Records from a collection:

______

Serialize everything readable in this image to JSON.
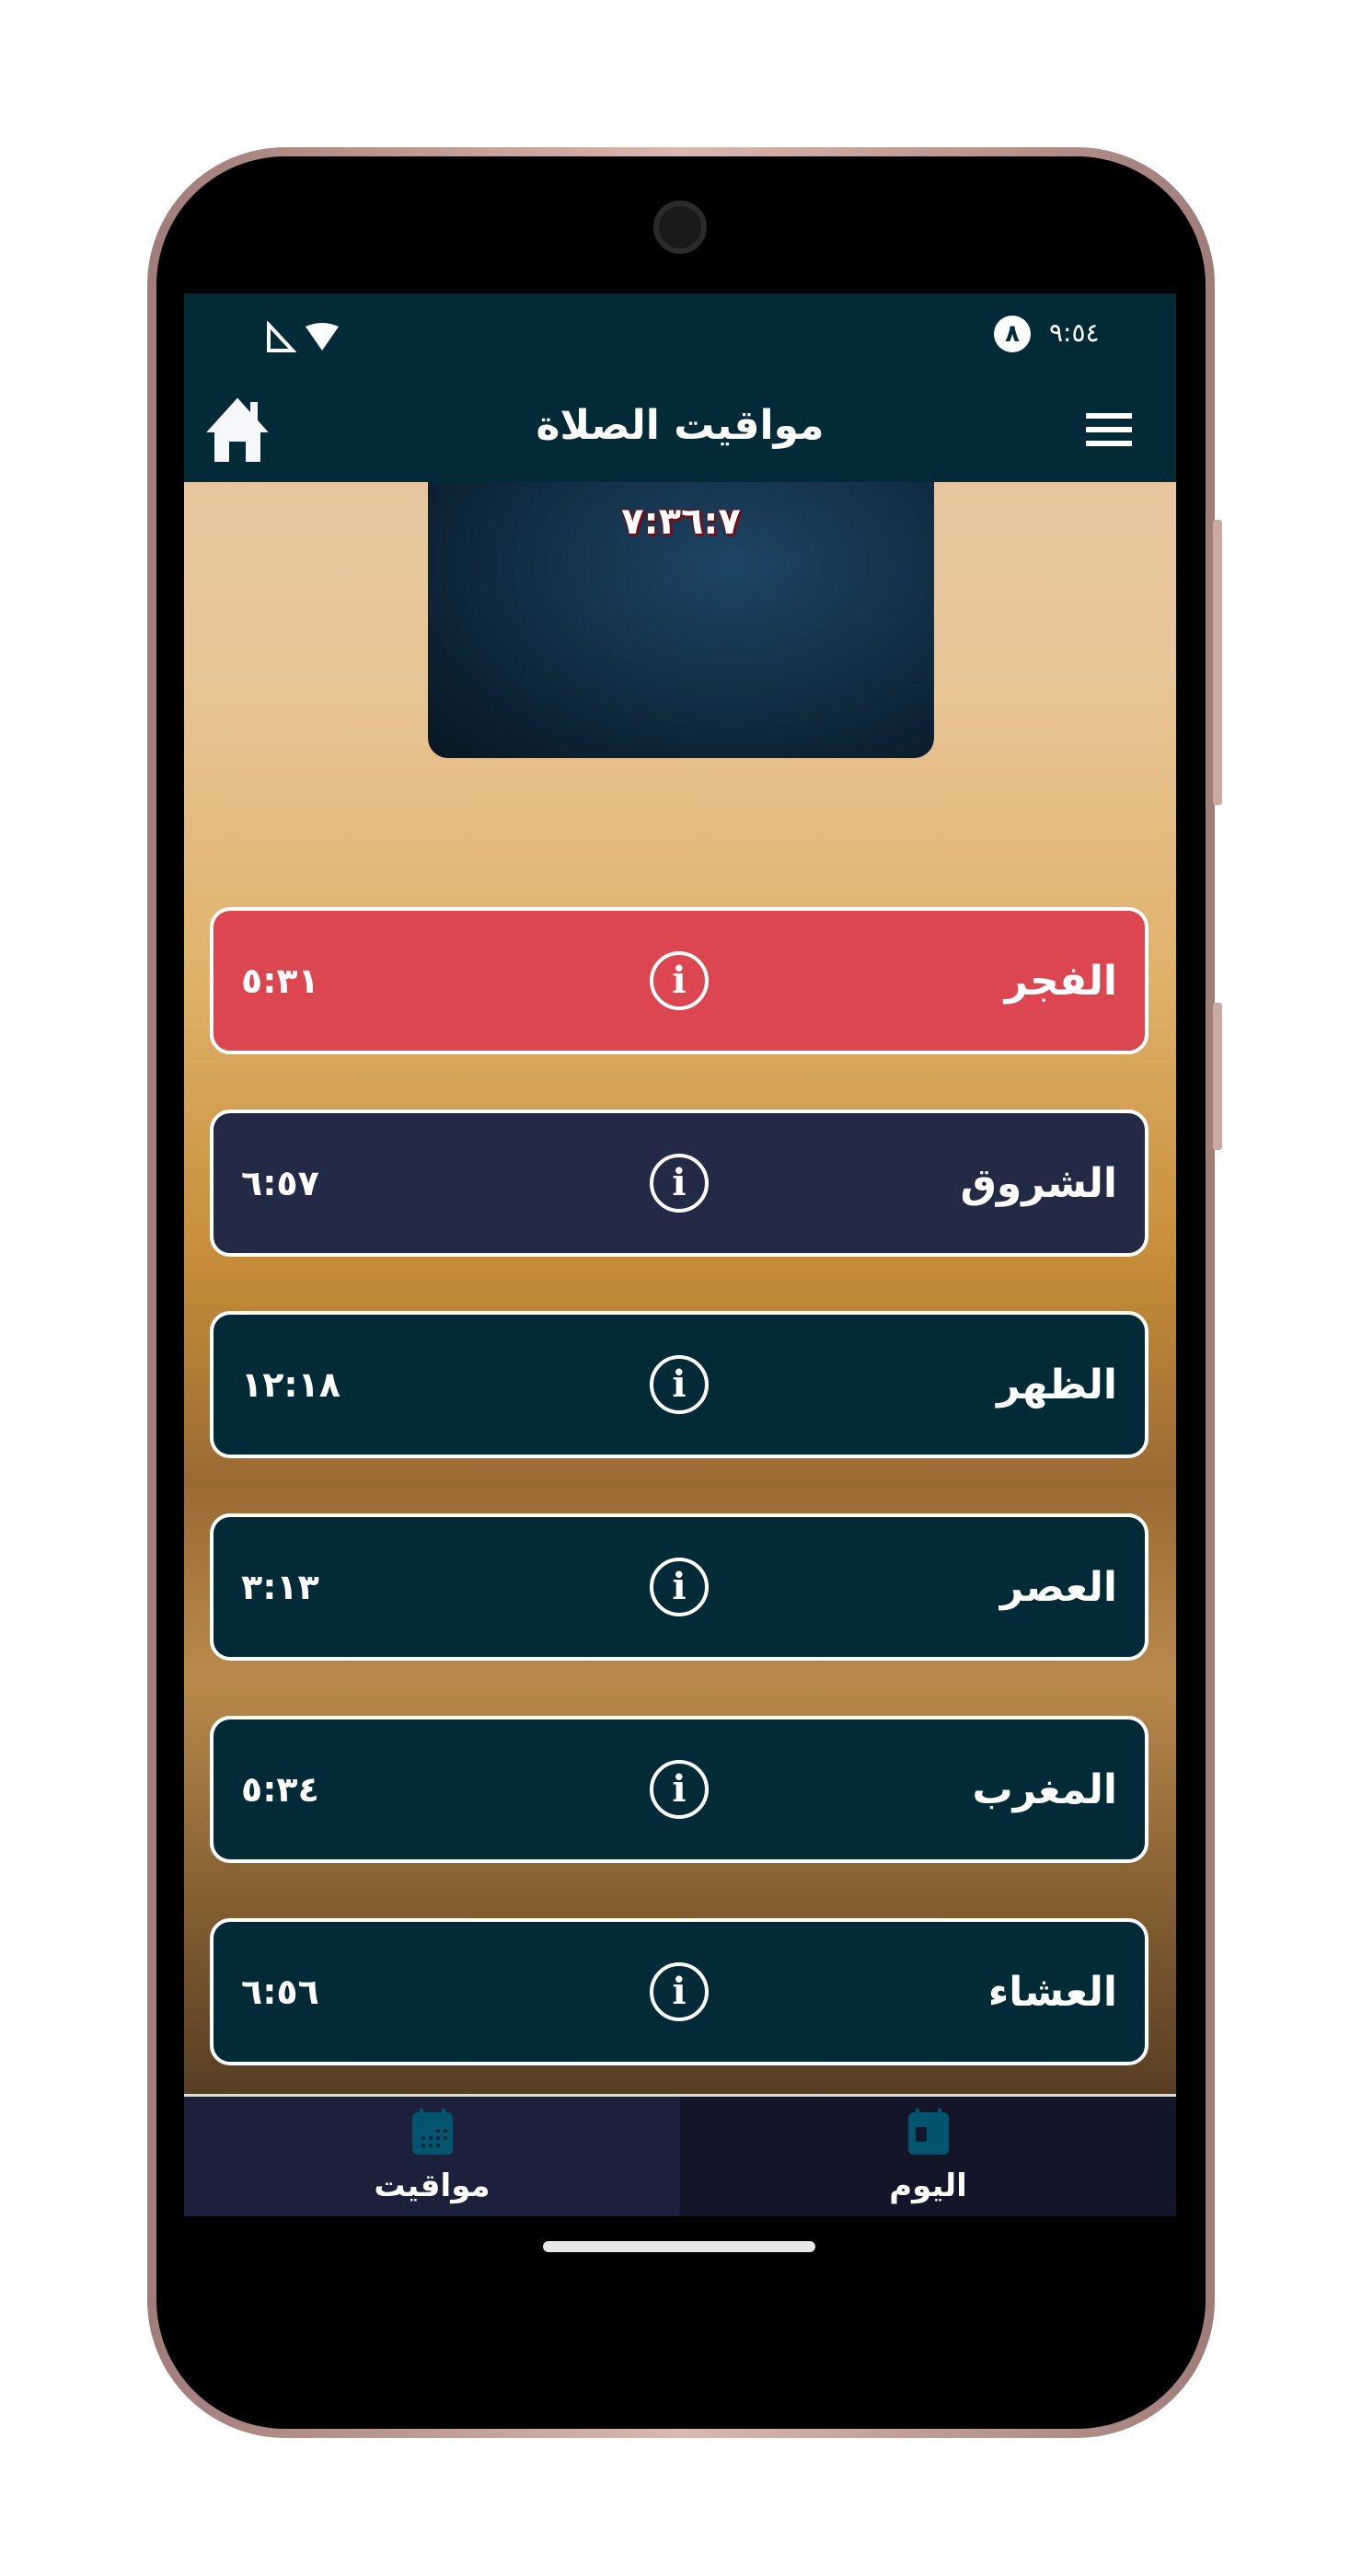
{
  "status_bar": {
    "time": "٩:٥٤",
    "notification_badge": "٨"
  },
  "app_bar": {
    "title": "مواقيت الصلاة"
  },
  "countdown": "٧:٣٦:٧",
  "prayers": [
    {
      "name": "الفجر",
      "time": "٥:٣١",
      "color": "#dc4650"
    },
    {
      "name": "الشروق",
      "time": "٦:٥٧",
      "color": "#232a45"
    },
    {
      "name": "الظهر",
      "time": "١٢:١٨",
      "color": "#022a37"
    },
    {
      "name": "العصر",
      "time": "٣:١٣",
      "color": "#022a37"
    },
    {
      "name": "المغرب",
      "time": "٥:٣٤",
      "color": "#022a37"
    },
    {
      "name": "العشاء",
      "time": "٦:٥٦",
      "color": "#022a37"
    }
  ],
  "bottom_nav": [
    {
      "label": "مواقيت",
      "icon": "calendar-month-icon"
    },
    {
      "label": "اليوم",
      "icon": "calendar-day-icon"
    }
  ]
}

______

**Given request:** Restate the entire listing word for word, excluding pictures.

**The response:**
Serialize everything readable in this image to JSON.
{
  "status_bar": {
    "time": "٩:٥٤",
    "notification_badge": "٨"
  },
  "app_bar": {
    "title": "مواقيت الصلاة"
  },
  "countdown": "٧:٣٦:٧",
  "prayers": [
    {
      "name": "الفجر",
      "time": "٥:٣١",
      "color": "#dc4650"
    },
    {
      "name": "الشروق",
      "time": "٦:٥٧",
      "color": "#232a45"
    },
    {
      "name": "الظهر",
      "time": "١٢:١٨",
      "color": "#022a37"
    },
    {
      "name": "العصر",
      "time": "٣:١٣",
      "color": "#022a37"
    },
    {
      "name": "المغرب",
      "time": "٥:٣٤",
      "color": "#022a37"
    },
    {
      "name": "العشاء",
      "time": "٦:٥٦",
      "color": "#022a37"
    }
  ],
  "bottom_nav": [
    {
      "label": "مواقيت",
      "icon": "calendar-month-icon"
    },
    {
      "label": "اليوم",
      "icon": "calendar-day-icon"
    }
  ]
}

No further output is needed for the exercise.